▸ Instructions for the task
Find the word "value" in the data. Return every line where it appears.
- - - - - - -
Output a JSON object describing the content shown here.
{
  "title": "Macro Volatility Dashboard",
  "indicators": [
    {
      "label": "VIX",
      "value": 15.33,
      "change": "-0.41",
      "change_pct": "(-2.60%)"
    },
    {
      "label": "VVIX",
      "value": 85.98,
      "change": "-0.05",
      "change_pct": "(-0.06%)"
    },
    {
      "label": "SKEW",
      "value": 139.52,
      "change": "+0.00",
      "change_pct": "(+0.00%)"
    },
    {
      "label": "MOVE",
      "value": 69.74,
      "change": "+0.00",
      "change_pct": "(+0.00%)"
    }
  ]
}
- - - - - - -
▸ Answer to this problem
      "value": 15.33,
      "value": 85.98,
      "value": 139.52,
      "value": 69.74,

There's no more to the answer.